> **To do**
Will you output all of the data below exactly, omitting the images?

** Start Exercise data **

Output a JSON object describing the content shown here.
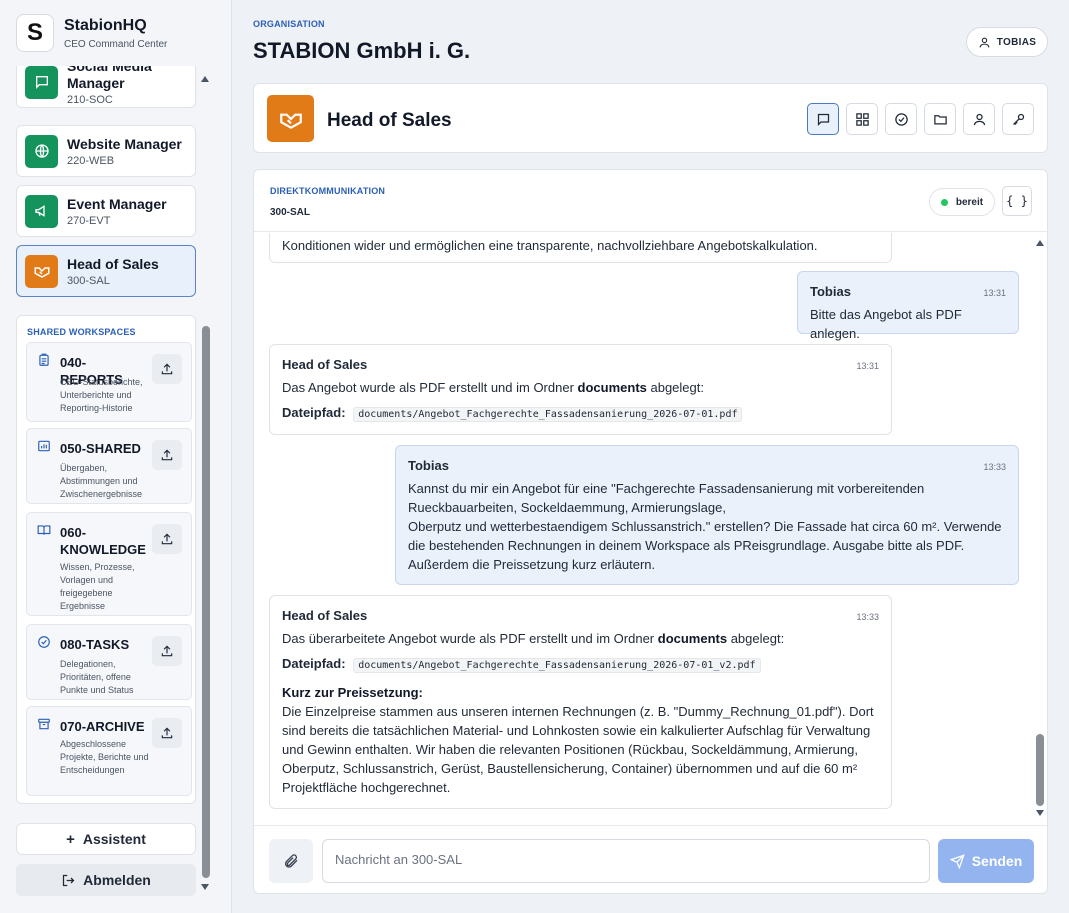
{
  "brand": {
    "logo": "S",
    "name": "StabionHQ",
    "subtitle": "CEO Command Center"
  },
  "agents": [
    {
      "name": "Social Media Manager",
      "code": "210-SOC",
      "icon": "chat-icon",
      "color": "#15935c"
    },
    {
      "name": "Website Manager",
      "code": "220-WEB",
      "icon": "globe-icon",
      "color": "#15935c"
    },
    {
      "name": "Event Manager",
      "code": "270-EVT",
      "icon": "megaphone-icon",
      "color": "#15935c"
    },
    {
      "name": "Head of Sales",
      "code": "300-SAL",
      "icon": "handshake-icon",
      "color": "#e07b18",
      "active": true
    }
  ],
  "workspaces": {
    "title": "SHARED WORKSPACES",
    "items": [
      {
        "name": "040-REPORTS",
        "desc": "CEO-Statusberichte, Unterberichte und Reporting-Historie",
        "icon": "clipboard-icon"
      },
      {
        "name": "050-SHARED",
        "desc": "Übergaben, Abstimmungen und Zwischenergebnisse",
        "icon": "shared-chart-icon"
      },
      {
        "name": "060-KNOWLEDGE",
        "desc": "Wissen, Prozesse, Vorlagen und freigegebene Ergebnisse",
        "icon": "book-icon"
      },
      {
        "name": "080-TASKS",
        "desc": "Delegationen, Prioritäten, offene Punkte und Status",
        "icon": "check-circle-icon"
      },
      {
        "name": "070-ARCHIVE",
        "desc": "Abgeschlossene Projekte, Berichte und Entscheidungen",
        "icon": "archive-icon"
      }
    ]
  },
  "sidebar_buttons": {
    "assistant": "Assistent",
    "logout": "Abmelden"
  },
  "header": {
    "org_label": "ORGANISATION",
    "org_name": "STABION GmbH i. G.",
    "user": "TOBIAS"
  },
  "agent_header": {
    "title": "Head of Sales",
    "tools": [
      "chat-icon",
      "grid-icon",
      "check-circle-icon",
      "folder-icon",
      "user-icon",
      "key-icon"
    ]
  },
  "chat": {
    "label": "DIREKTKOMMUNIKATION",
    "code": "300-SAL",
    "status": "bereit",
    "json_button": "{ }",
    "messages": {
      "m0": {
        "text": "Konditionen wider und ermöglichen eine transparente, nachvollziehbare Angebotskalkulation."
      },
      "m1": {
        "author": "Tobias",
        "time": "13:31",
        "text": "Bitte das Angebot als PDF anlegen."
      },
      "m2": {
        "author": "Head of Sales",
        "time": "13:31",
        "text_a": "Das Angebot wurde als PDF erstellt und im Ordner ",
        "text_b": "documents",
        "text_c": " abgelegt:",
        "path_label": "Dateipfad:",
        "path": "documents/Angebot_Fachgerechte_Fassadensanierung_2026-07-01.pdf"
      },
      "m3": {
        "author": "Tobias",
        "time": "13:33",
        "line1": "Kannst du mir ein Angebot für eine \"Fachgerechte Fassadensanierung mit vorbereitenden",
        "line2": "Rueckbauarbeiten, Sockeldaemmung, Armierungslage,",
        "line3": "Oberputz und wetterbestaendigem Schlussanstrich.\" erstellen? Die Fassade hat circa 60 m². Verwende die bestehenden Rechnungen in deinem Workspace als PReisgrundlage. Ausgabe bitte als PDF. Außerdem die Preissetzung kurz erläutern."
      },
      "m4": {
        "author": "Head of Sales",
        "time": "13:33",
        "text_a": "Das überarbeitete Angebot wurde als PDF erstellt und im Ordner ",
        "text_b": "documents",
        "text_c": " abgelegt:",
        "path_label": "Dateipfad:",
        "path": "documents/Angebot_Fachgerechte_Fassadensanierung_2026-07-01_v2.pdf",
        "subhead": "Kurz zur Preissetzung:",
        "explain": "Die Einzelpreise stammen aus unseren internen Rechnungen (z. B. \"Dummy_Rechnung_01.pdf\"). Dort sind bereits die tatsächlichen Material- und Lohnkosten sowie ein kalkulierter Aufschlag für Verwaltung und Gewinn enthalten. Wir haben die relevanten Positionen (Rückbau, Sockeldämmung, Armierung, Oberputz, Schlussanstrich, Gerüst, Baustellensicherung, Container) übernommen und auf die 60 m² Projektfläche hochgerechnet."
      }
    },
    "composer": {
      "placeholder": "Nachricht an 300-SAL",
      "send": "Senden"
    }
  },
  "colors": {
    "accent": "#2b5fb6",
    "green": "#15935c",
    "orange": "#e07b18",
    "user_bubble": "#eaf1fb",
    "send": "#93b4ef",
    "status": "#22c55e"
  }
}
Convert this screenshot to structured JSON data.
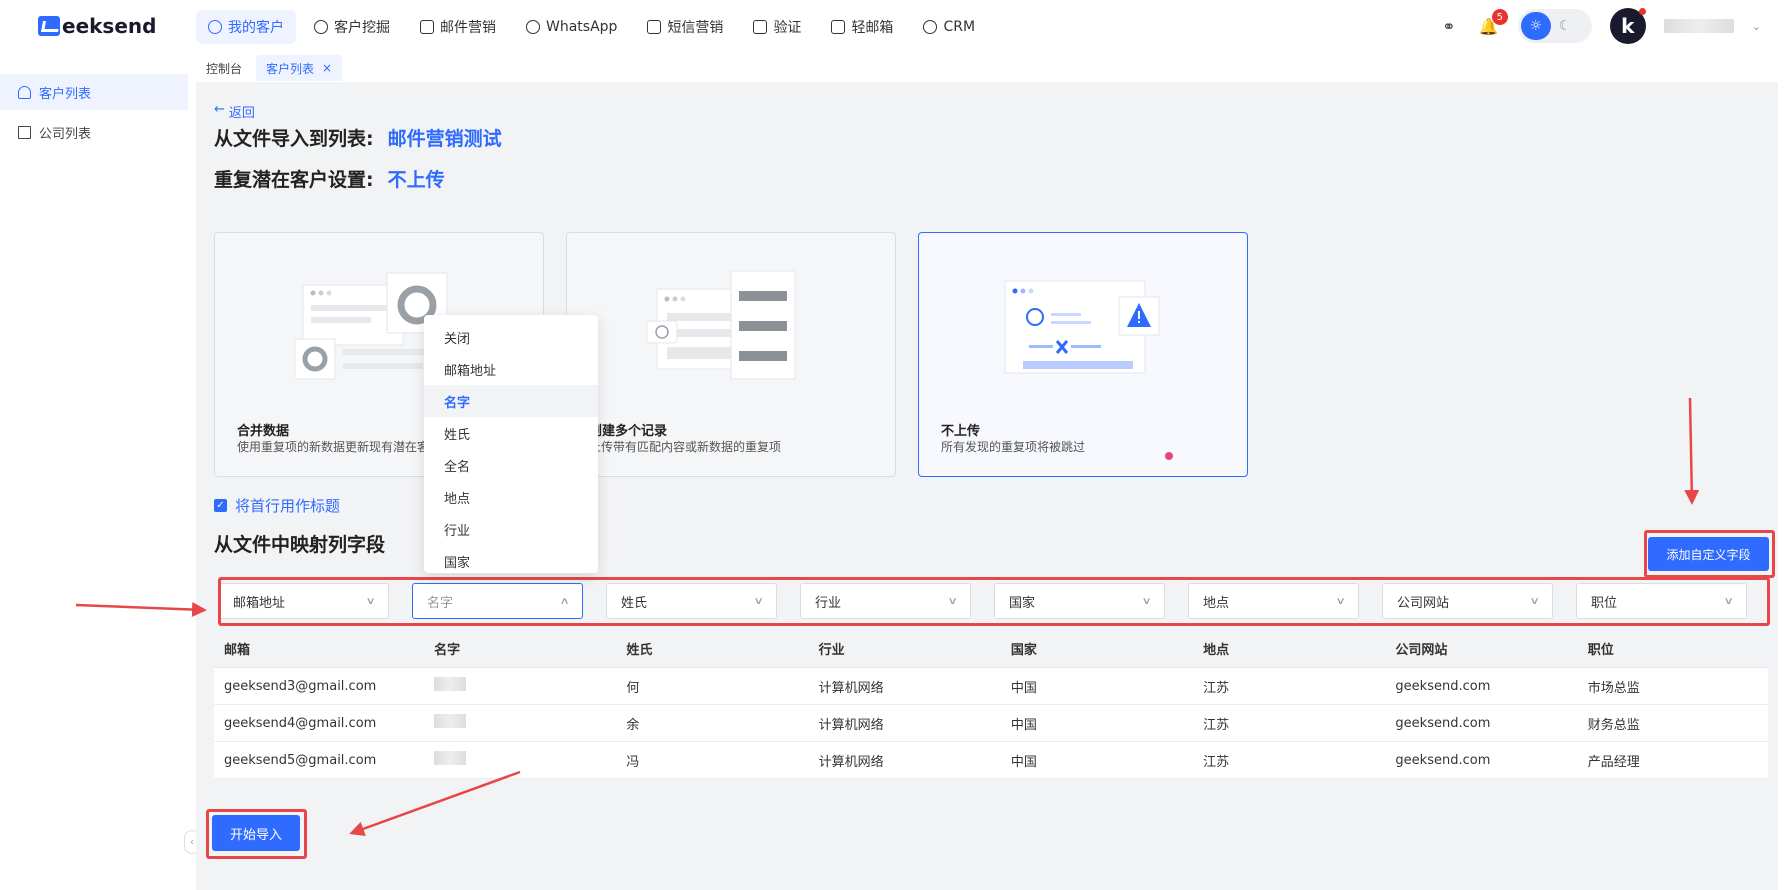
{
  "brand": {
    "name": "Geeksend",
    "logo_rest": "eeksend"
  },
  "nav": [
    {
      "label": "我的客户",
      "icon": "user-icon",
      "active": true
    },
    {
      "label": "客户挖掘",
      "icon": "search-icon"
    },
    {
      "label": "邮件营销",
      "icon": "mail-icon"
    },
    {
      "label": "WhatsApp",
      "icon": "whatsapp-icon"
    },
    {
      "label": "短信营销",
      "icon": "sms-icon"
    },
    {
      "label": "验证",
      "icon": "verify-icon"
    },
    {
      "label": "轻邮箱",
      "icon": "light-mail-icon"
    },
    {
      "label": "CRM",
      "icon": "crm-icon"
    }
  ],
  "header": {
    "notifications_count": "5",
    "avatar_letter": "k"
  },
  "tabs": [
    {
      "label": "控制台"
    },
    {
      "label": "客户列表",
      "close": "×",
      "active": true
    }
  ],
  "sidebar": {
    "items": [
      {
        "label": "客户列表",
        "icon": "user-icon",
        "active": true
      },
      {
        "label": "公司列表",
        "icon": "building-icon"
      }
    ]
  },
  "page": {
    "back_label": "返回",
    "import_label": "从文件导入到列表:",
    "import_list": "邮件营销测试",
    "dup_label": "重复潜在客户设置:",
    "dup_value": "不上传",
    "first_row_header_label": "将首行用作标题",
    "map_title": "从文件中映射列字段",
    "add_field_button": "添加自定义字段",
    "start_button": "开始导入"
  },
  "cards": [
    {
      "title": "合并数据",
      "desc": "使用重复项的新数据更新现有潜在客户"
    },
    {
      "title": "创建多个记录",
      "desc": "上传带有匹配内容或新数据的重复项"
    },
    {
      "title": "不上传",
      "desc": "所有发现的重复项将被跳过",
      "selected": true
    }
  ],
  "mapping_selects": [
    {
      "value": "邮箱地址"
    },
    {
      "value": "名字",
      "open": true
    },
    {
      "value": "姓氏"
    },
    {
      "value": "行业"
    },
    {
      "value": "国家"
    },
    {
      "value": "地点"
    },
    {
      "value": "公司网站"
    },
    {
      "value": "职位"
    }
  ],
  "dropdown_options": [
    "关闭",
    "邮箱地址",
    "名字",
    "姓氏",
    "全名",
    "地点",
    "行业",
    "国家"
  ],
  "dropdown_selected": "名字",
  "table": {
    "headers": [
      "邮箱",
      "名字",
      "姓氏",
      "行业",
      "国家",
      "地点",
      "公司网站",
      "职位"
    ],
    "rows": [
      [
        "geeksend3@gmail.com",
        "",
        "何",
        "计算机网络",
        "中国",
        "江苏",
        "geeksend.com",
        "市场总监"
      ],
      [
        "geeksend4@gmail.com",
        "",
        "余",
        "计算机网络",
        "中国",
        "江苏",
        "geeksend.com",
        "财务总监"
      ],
      [
        "geeksend5@gmail.com",
        "",
        "冯",
        "计算机网络",
        "中国",
        "江苏",
        "geeksend.com",
        "产品经理"
      ]
    ]
  },
  "colors": {
    "accent": "#2f6bff",
    "annotation_red": "#e8474a",
    "badge_red": "#e8322e"
  }
}
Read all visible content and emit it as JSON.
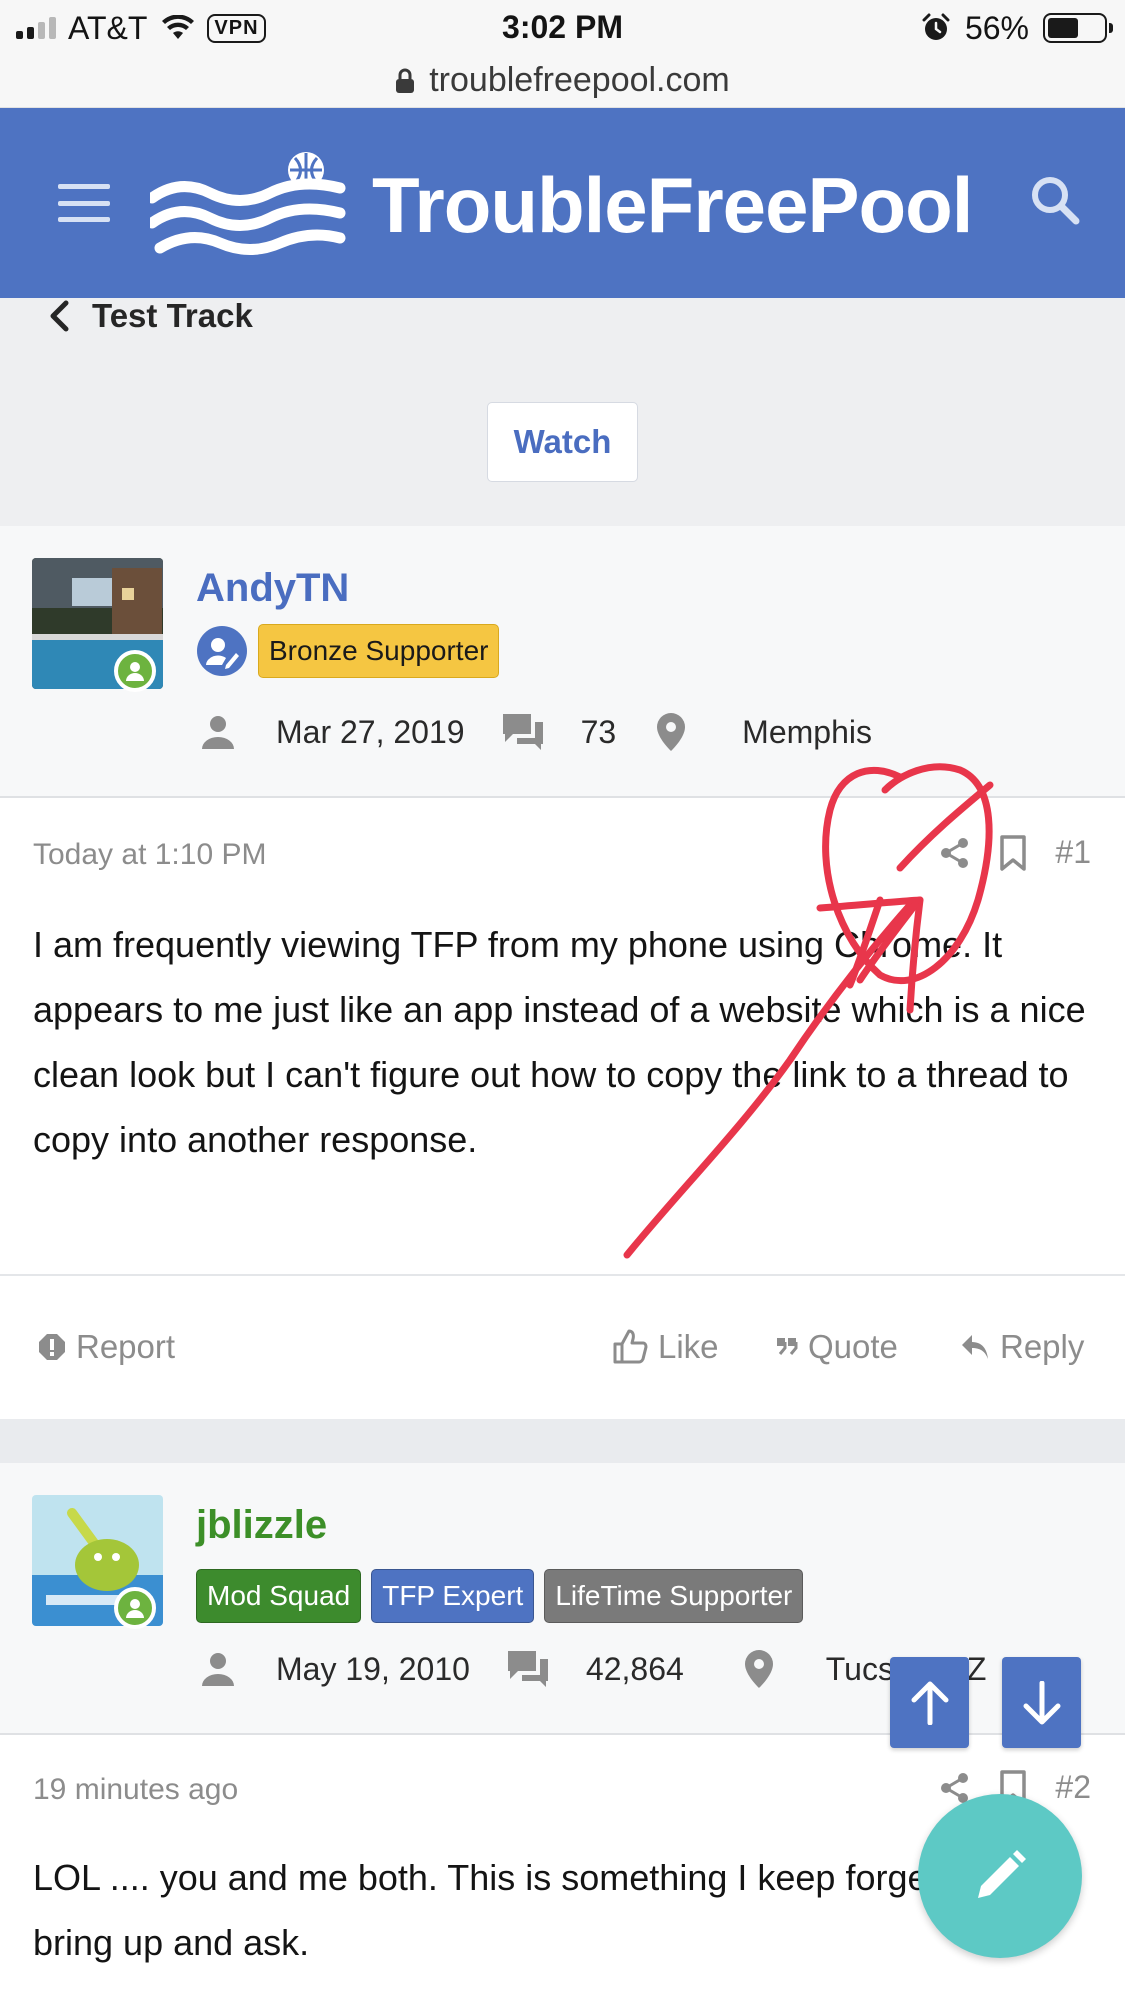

** End Exercise data **

> **Solution to this exercise**
Output a JSON object describing the content shown here.
{
  "brand": {
    "logo": "S",
    "name": "StabionHQ",
    "subtitle": "CEO Command Center"
  },
  "agents": [
    {
      "name": "Social Media Manager",
      "code": "210-SOC",
      "icon": "chat-icon",
      "color": "#15935c"
    },
    {
      "name": "Website Manager",
      "code": "220-WEB",
      "icon": "globe-icon",
      "color": "#15935c"
    },
    {
      "name": "Event Manager",
      "code": "270-EVT",
      "icon": "megaphone-icon",
      "color": "#15935c"
    },
    {
      "name": "Head of Sales",
      "code": "300-SAL",
      "icon": "handshake-icon",
      "color": "#e07b18",
      "active": true
    }
  ],
  "workspaces": {
    "title": "SHARED WORKSPACES",
    "items": [
      {
        "name": "040-REPORTS",
        "desc": "CEO-Statusberichte, Unterberichte und Reporting-Historie",
        "icon": "clipboard-icon"
      },
      {
        "name": "050-SHARED",
        "desc": "Übergaben, Abstimmungen und Zwischenergebnisse",
        "icon": "shared-chart-icon"
      },
      {
        "name": "060-KNOWLEDGE",
        "desc": "Wissen, Prozesse, Vorlagen und freigegebene Ergebnisse",
        "icon": "book-icon"
      },
      {
        "name": "080-TASKS",
        "desc": "Delegationen, Prioritäten, offene Punkte und Status",
        "icon": "check-circle-icon"
      },
      {
        "name": "070-ARCHIVE",
        "desc": "Abgeschlossene Projekte, Berichte und Entscheidungen",
        "icon": "archive-icon"
      }
    ]
  },
  "sidebar_buttons": {
    "assistant": "Assistent",
    "logout": "Abmelden"
  },
  "header": {
    "org_label": "ORGANISATION",
    "org_name": "STABION GmbH i. G.",
    "user": "TOBIAS"
  },
  "agent_header": {
    "title": "Head of Sales",
    "tools": [
      "chat-icon",
      "grid-icon",
      "check-circle-icon",
      "folder-icon",
      "user-icon",
      "key-icon"
    ]
  },
  "chat": {
    "label": "DIREKTKOMMUNIKATION",
    "code": "300-SAL",
    "status": "bereit",
    "json_button": "{ }",
    "messages": {
      "m0": {
        "text": "Konditionen wider und ermöglichen eine transparente, nachvollziehbare Angebotskalkulation."
      },
      "m1": {
        "author": "Tobias",
        "time": "13:31",
        "text": "Bitte das Angebot als PDF anlegen."
      },
      "m2": {
        "author": "Head of Sales",
        "time": "13:31",
        "text_a": "Das Angebot wurde als PDF erstellt und im Ordner ",
        "text_b": "documents",
        "text_c": " abgelegt:",
        "path_label": "Dateipfad:",
        "path": "documents/Angebot_Fachgerechte_Fassadensanierung_2026-07-01.pdf"
      },
      "m3": {
        "author": "Tobias",
        "time": "13:33",
        "line1": "Kannst du mir ein Angebot für eine \"Fachgerechte Fassadensanierung mit vorbereitenden",
        "line2": "Rueckbauarbeiten, Sockeldaemmung, Armierungslage,",
        "line3": "Oberputz und wetterbestaendigem Schlussanstrich.\" erstellen? Die Fassade hat circa 60 m². Verwende die bestehenden Rechnungen in deinem Workspace als PReisgrundlage. Ausgabe bitte als PDF. Außerdem die Preissetzung kurz erläutern."
      },
      "m4": {
        "author": "Head of Sales",
        "time": "13:33",
        "text_a": "Das überarbeitete Angebot wurde als PDF erstellt und im Ordner ",
        "text_b": "documents",
        "text_c": " abgelegt:",
        "path_label": "Dateipfad:",
        "path": "documents/Angebot_Fachgerechte_Fassadensanierung_2026-07-01_v2.pdf",
        "subhead": "Kurz zur Preissetzung:",
        "explain": "Die Einzelpreise stammen aus unseren internen Rechnungen (z. B. \"Dummy_Rechnung_01.pdf\"). Dort sind bereits die tatsächlichen Material- und Lohnkosten sowie ein kalkulierter Aufschlag für Verwaltung und Gewinn enthalten. Wir haben die relevanten Positionen (Rückbau, Sockeldämmung, Armierung, Oberputz, Schlussanstrich, Gerüst, Baustellensicherung, Container) übernommen und auf die 60 m² Projektfläche hochgerechnet."
      }
    },
    "composer": {
      "placeholder": "Nachricht an 300-SAL",
      "send": "Senden"
    }
  },
  "colors": {
    "accent": "#2b5fb6",
    "green": "#15935c",
    "orange": "#e07b18",
    "user_bubble": "#eaf1fb",
    "send": "#93b4ef",
    "status": "#22c55e"
  }
}
Convert this screenshot to structured JSON data.
{
  "brand": {
    "name": "Geeksend",
    "logo_rest": "eeksend"
  },
  "nav": [
    {
      "label": "我的客户",
      "icon": "user-icon",
      "active": true
    },
    {
      "label": "客户挖掘",
      "icon": "search-icon"
    },
    {
      "label": "邮件营销",
      "icon": "mail-icon"
    },
    {
      "label": "WhatsApp",
      "icon": "whatsapp-icon"
    },
    {
      "label": "短信营销",
      "icon": "sms-icon"
    },
    {
      "label": "验证",
      "icon": "verify-icon"
    },
    {
      "label": "轻邮箱",
      "icon": "light-mail-icon"
    },
    {
      "label": "CRM",
      "icon": "crm-icon"
    }
  ],
  "header": {
    "notifications_count": "5",
    "avatar_letter": "k"
  },
  "tabs": [
    {
      "label": "控制台"
    },
    {
      "label": "客户列表",
      "close": "×",
      "active": true
    }
  ],
  "sidebar": {
    "items": [
      {
        "label": "客户列表",
        "icon": "user-icon",
        "active": true
      },
      {
        "label": "公司列表",
        "icon": "building-icon"
      }
    ]
  },
  "page": {
    "back_label": "返回",
    "import_label": "从文件导入到列表:",
    "import_list": "邮件营销测试",
    "dup_label": "重复潜在客户设置:",
    "dup_value": "不上传",
    "first_row_header_label": "将首行用作标题",
    "map_title": "从文件中映射列字段",
    "add_field_button": "添加自定义字段",
    "start_button": "开始导入"
  },
  "cards": [
    {
      "title": "合并数据",
      "desc": "使用重复项的新数据更新现有潜在客户"
    },
    {
      "title": "创建多个记录",
      "desc": "上传带有匹配内容或新数据的重复项"
    },
    {
      "title": "不上传",
      "desc": "所有发现的重复项将被跳过",
      "selected": true
    }
  ],
  "mapping_selects": [
    {
      "value": "邮箱地址"
    },
    {
      "value": "名字",
      "open": true
    },
    {
      "value": "姓氏"
    },
    {
      "value": "行业"
    },
    {
      "value": "国家"
    },
    {
      "value": "地点"
    },
    {
      "value": "公司网站"
    },
    {
      "value": "职位"
    }
  ],
  "dropdown_options": [
    "关闭",
    "邮箱地址",
    "名字",
    "姓氏",
    "全名",
    "地点",
    "行业",
    "国家"
  ],
  "dropdown_selected": "名字",
  "table": {
    "headers": [
      "邮箱",
      "名字",
      "姓氏",
      "行业",
      "国家",
      "地点",
      "公司网站",
      "职位"
    ],
    "rows": [
      [
        "geeksend3@gmail.com",
        "",
        "何",
        "计算机网络",
        "中国",
        "江苏",
        "geeksend.com",
        "市场总监"
      ],
      [
        "geeksend4@gmail.com",
        "",
        "余",
        "计算机网络",
        "中国",
        "江苏",
        "geeksend.com",
        "财务总监"
      ],
      [
        "geeksend5@gmail.com",
        "",
        "冯",
        "计算机网络",
        "中国",
        "江苏",
        "geeksend.com",
        "产品经理"
      ]
    ]
  },
  "colors": {
    "accent": "#2f6bff",
    "annotation_red": "#e8474a",
    "badge_red": "#e8322e"
  }
}
Read all visible content and emit it as JSON.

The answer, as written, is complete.